**Written task**
Below are entries to be transcribed exactly; exclude the pictures from the copy.

**Stored records**
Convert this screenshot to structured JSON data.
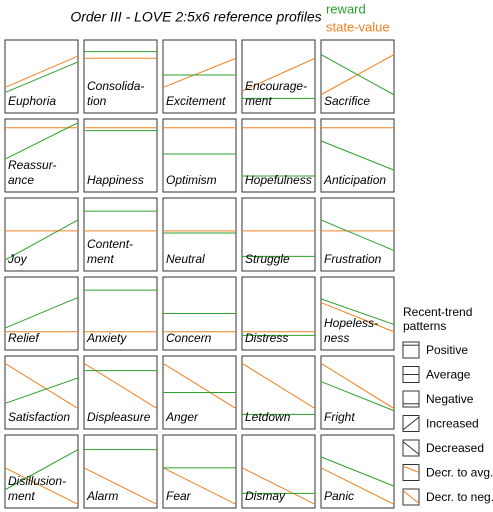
{
  "title": "Order III - LOVE 2:5x6 reference profiles",
  "legend": {
    "reward": "reward",
    "state_value": "state-value"
  },
  "cells": [
    {
      "label": [
        "Euphoria"
      ]
    },
    {
      "label": [
        "Consolida-",
        "tion"
      ]
    },
    {
      "label": [
        "Excitement"
      ]
    },
    {
      "label": [
        "Encourage-",
        "ment"
      ]
    },
    {
      "label": [
        "Sacrifice"
      ]
    },
    {
      "label": [
        "Reassur-",
        "ance"
      ]
    },
    {
      "label": [
        "Happiness"
      ]
    },
    {
      "label": [
        "Optimism"
      ]
    },
    {
      "label": [
        "Hopefulness"
      ]
    },
    {
      "label": [
        "Anticipation"
      ]
    },
    {
      "label": [
        "Joy"
      ]
    },
    {
      "label": [
        "Content-",
        "ment"
      ]
    },
    {
      "label": [
        "Neutral"
      ]
    },
    {
      "label": [
        "Struggle"
      ]
    },
    {
      "label": [
        "Frustration"
      ]
    },
    {
      "label": [
        "Relief"
      ]
    },
    {
      "label": [
        "Anxiety"
      ]
    },
    {
      "label": [
        "Concern"
      ]
    },
    {
      "label": [
        "Distress"
      ]
    },
    {
      "label": [
        "Hopeless-",
        "ness"
      ]
    },
    {
      "label": [
        "Satisfaction"
      ]
    },
    {
      "label": [
        "Displeasure"
      ]
    },
    {
      "label": [
        "Anger"
      ]
    },
    {
      "label": [
        "Letdown"
      ]
    },
    {
      "label": [
        "Fright"
      ]
    },
    {
      "label": [
        "Disillusion-",
        "ment"
      ]
    },
    {
      "label": [
        "Alarm"
      ]
    },
    {
      "label": [
        "Fear"
      ]
    },
    {
      "label": [
        "Dismay"
      ]
    },
    {
      "label": [
        "Panic"
      ]
    }
  ],
  "trend_legend": {
    "title": [
      "Recent-trend",
      "patterns"
    ],
    "items": [
      "Positive",
      "Average",
      "Negative",
      "Increased",
      "Decreased",
      "Decr. to avg.",
      "Decr. to neg."
    ]
  }
}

**Complete output**
Convert this screenshot to structured JSON data.
{
  "title": "Order III - LOVE 2:5x6 reference profiles",
  "legend": {
    "reward": "reward",
    "state_value": "state-value"
  },
  "cells": [
    {
      "label": [
        "Euphoria"
      ]
    },
    {
      "label": [
        "Consolida-",
        "tion"
      ]
    },
    {
      "label": [
        "Excitement"
      ]
    },
    {
      "label": [
        "Encourage-",
        "ment"
      ]
    },
    {
      "label": [
        "Sacrifice"
      ]
    },
    {
      "label": [
        "Reassur-",
        "ance"
      ]
    },
    {
      "label": [
        "Happiness"
      ]
    },
    {
      "label": [
        "Optimism"
      ]
    },
    {
      "label": [
        "Hopefulness"
      ]
    },
    {
      "label": [
        "Anticipation"
      ]
    },
    {
      "label": [
        "Joy"
      ]
    },
    {
      "label": [
        "Content-",
        "ment"
      ]
    },
    {
      "label": [
        "Neutral"
      ]
    },
    {
      "label": [
        "Struggle"
      ]
    },
    {
      "label": [
        "Frustration"
      ]
    },
    {
      "label": [
        "Relief"
      ]
    },
    {
      "label": [
        "Anxiety"
      ]
    },
    {
      "label": [
        "Concern"
      ]
    },
    {
      "label": [
        "Distress"
      ]
    },
    {
      "label": [
        "Hopeless-",
        "ness"
      ]
    },
    {
      "label": [
        "Satisfaction"
      ]
    },
    {
      "label": [
        "Displeasure"
      ]
    },
    {
      "label": [
        "Anger"
      ]
    },
    {
      "label": [
        "Letdown"
      ]
    },
    {
      "label": [
        "Fright"
      ]
    },
    {
      "label": [
        "Disillusion-",
        "ment"
      ]
    },
    {
      "label": [
        "Alarm"
      ]
    },
    {
      "label": [
        "Fear"
      ]
    },
    {
      "label": [
        "Dismay"
      ]
    },
    {
      "label": [
        "Panic"
      ]
    }
  ],
  "trend_legend": {
    "title": [
      "Recent-trend",
      "patterns"
    ],
    "items": [
      "Positive",
      "Average",
      "Negative",
      "Increased",
      "Decreased",
      "Decr. to avg.",
      "Decr. to neg."
    ]
  }
}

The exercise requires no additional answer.